### AIM OF THE TASK
For every line in the data below that contains "this", copy the line.

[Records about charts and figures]
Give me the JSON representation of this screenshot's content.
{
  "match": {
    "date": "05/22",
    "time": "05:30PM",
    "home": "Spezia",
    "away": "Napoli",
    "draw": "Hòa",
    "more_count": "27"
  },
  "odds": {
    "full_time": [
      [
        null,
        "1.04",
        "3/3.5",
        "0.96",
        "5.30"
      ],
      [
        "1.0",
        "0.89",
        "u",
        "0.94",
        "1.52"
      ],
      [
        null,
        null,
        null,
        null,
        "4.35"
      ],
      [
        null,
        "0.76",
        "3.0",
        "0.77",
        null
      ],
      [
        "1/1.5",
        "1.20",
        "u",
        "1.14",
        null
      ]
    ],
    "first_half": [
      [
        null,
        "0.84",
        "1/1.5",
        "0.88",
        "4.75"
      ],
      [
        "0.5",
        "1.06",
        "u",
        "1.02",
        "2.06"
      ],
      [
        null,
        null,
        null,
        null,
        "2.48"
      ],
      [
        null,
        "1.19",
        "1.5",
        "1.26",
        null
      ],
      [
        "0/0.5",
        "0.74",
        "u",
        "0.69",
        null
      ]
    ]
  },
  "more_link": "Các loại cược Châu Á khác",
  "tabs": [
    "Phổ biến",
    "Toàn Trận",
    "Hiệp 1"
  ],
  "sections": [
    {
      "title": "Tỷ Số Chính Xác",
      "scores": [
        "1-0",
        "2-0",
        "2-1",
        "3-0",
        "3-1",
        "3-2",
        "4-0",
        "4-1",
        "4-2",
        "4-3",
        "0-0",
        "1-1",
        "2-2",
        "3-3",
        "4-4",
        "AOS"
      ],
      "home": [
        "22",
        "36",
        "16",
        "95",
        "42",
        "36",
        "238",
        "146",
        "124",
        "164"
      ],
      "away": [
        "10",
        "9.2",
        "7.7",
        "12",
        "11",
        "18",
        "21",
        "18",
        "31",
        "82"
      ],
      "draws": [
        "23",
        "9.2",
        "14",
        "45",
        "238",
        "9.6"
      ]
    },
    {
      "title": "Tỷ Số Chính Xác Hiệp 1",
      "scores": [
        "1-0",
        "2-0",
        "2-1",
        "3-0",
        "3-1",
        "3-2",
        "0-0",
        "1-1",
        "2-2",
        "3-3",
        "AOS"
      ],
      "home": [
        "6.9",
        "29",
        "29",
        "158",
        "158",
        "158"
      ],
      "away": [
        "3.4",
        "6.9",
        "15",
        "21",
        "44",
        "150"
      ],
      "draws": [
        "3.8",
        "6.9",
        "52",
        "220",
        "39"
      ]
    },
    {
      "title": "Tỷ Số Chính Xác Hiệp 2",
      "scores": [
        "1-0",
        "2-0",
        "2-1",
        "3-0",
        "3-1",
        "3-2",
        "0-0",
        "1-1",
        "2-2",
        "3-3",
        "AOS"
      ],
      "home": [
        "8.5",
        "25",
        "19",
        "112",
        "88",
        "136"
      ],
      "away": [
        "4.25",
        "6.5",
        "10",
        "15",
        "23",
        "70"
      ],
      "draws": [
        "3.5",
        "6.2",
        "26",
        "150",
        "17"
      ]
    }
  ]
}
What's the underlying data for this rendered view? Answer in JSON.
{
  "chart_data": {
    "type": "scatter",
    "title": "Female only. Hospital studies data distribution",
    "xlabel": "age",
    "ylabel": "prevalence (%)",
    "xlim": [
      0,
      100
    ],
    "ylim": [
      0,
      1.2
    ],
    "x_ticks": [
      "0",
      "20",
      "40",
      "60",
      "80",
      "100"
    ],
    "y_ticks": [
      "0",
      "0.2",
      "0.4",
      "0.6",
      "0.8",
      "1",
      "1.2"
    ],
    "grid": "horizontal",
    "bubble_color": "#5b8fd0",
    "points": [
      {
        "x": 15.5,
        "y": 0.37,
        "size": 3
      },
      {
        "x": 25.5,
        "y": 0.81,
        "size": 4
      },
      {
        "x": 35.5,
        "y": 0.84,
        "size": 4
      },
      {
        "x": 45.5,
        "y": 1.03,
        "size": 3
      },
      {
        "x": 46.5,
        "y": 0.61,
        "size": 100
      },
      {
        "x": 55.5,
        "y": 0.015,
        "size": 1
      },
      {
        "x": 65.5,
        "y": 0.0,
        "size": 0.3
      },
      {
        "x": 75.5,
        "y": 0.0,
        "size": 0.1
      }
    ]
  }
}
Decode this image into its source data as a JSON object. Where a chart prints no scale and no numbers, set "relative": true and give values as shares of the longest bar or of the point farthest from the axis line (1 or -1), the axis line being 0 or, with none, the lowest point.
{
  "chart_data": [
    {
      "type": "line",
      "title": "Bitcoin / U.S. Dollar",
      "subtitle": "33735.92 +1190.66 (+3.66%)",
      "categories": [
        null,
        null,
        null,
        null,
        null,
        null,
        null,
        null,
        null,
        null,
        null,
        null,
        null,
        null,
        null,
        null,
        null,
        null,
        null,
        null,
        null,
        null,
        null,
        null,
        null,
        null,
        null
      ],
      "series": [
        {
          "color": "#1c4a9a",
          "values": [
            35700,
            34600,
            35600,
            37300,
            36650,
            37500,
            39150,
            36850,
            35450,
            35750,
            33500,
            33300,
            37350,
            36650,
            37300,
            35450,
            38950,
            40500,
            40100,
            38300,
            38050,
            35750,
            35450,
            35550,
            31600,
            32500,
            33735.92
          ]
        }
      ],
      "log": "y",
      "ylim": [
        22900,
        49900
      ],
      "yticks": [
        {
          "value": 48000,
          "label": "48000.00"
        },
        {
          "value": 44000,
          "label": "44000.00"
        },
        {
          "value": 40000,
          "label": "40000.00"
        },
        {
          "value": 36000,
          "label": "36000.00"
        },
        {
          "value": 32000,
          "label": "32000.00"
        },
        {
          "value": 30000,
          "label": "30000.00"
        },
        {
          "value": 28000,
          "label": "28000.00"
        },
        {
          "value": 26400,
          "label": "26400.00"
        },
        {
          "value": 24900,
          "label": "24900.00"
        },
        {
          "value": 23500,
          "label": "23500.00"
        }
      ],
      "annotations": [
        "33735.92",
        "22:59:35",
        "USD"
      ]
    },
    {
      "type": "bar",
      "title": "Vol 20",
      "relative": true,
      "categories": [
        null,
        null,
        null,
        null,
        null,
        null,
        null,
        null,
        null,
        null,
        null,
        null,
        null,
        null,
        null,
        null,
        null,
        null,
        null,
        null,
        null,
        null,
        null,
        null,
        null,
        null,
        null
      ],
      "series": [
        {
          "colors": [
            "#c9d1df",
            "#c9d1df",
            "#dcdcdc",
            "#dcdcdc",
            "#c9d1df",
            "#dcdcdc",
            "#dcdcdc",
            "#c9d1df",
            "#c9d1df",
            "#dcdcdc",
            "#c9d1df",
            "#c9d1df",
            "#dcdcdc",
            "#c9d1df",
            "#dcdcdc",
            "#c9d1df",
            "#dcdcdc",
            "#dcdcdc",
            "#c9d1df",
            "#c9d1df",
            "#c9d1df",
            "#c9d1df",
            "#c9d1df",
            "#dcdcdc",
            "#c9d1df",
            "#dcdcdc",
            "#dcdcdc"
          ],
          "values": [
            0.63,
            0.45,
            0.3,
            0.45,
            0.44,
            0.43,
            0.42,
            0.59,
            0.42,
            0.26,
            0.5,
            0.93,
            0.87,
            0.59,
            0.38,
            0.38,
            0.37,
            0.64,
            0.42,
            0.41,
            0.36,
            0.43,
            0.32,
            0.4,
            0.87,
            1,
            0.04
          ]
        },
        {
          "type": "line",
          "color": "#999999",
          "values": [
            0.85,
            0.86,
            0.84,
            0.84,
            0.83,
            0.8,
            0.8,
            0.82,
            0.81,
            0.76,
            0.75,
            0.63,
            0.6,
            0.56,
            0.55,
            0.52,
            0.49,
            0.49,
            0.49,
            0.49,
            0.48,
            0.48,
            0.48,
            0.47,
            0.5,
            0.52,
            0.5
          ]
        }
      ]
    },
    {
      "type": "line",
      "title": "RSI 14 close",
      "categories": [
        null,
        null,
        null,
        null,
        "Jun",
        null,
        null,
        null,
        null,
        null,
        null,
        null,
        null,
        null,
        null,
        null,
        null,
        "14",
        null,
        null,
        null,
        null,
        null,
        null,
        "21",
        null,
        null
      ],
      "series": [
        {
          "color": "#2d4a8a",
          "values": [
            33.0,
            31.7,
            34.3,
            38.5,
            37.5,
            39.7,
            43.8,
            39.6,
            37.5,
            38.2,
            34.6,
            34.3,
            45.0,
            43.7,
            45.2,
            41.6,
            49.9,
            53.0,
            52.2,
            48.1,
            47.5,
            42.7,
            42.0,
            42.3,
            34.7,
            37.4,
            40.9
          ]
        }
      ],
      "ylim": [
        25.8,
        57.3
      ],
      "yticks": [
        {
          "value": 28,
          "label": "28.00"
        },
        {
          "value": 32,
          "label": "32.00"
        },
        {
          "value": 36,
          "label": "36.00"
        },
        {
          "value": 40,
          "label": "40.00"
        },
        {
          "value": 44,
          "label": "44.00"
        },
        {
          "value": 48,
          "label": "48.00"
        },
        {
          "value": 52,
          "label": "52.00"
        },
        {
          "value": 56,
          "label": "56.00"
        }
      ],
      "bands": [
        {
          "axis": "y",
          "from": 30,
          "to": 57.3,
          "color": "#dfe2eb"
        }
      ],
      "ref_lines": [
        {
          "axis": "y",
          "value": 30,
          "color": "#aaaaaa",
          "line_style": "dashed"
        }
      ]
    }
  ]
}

### RESPONSE TO THE TASK
Give me the JSON representation of this screenshot's content.
What's the underlying data for this rendered view? Answer in JSON.
Decode this image into its source data as a JSON object. Where a chart prints no scale and no numbers, set "relative": true and give values as shares of the longest bar or of the point farthest from the axis line (1 or -1), the axis line being 0 or, with none, the lowest point.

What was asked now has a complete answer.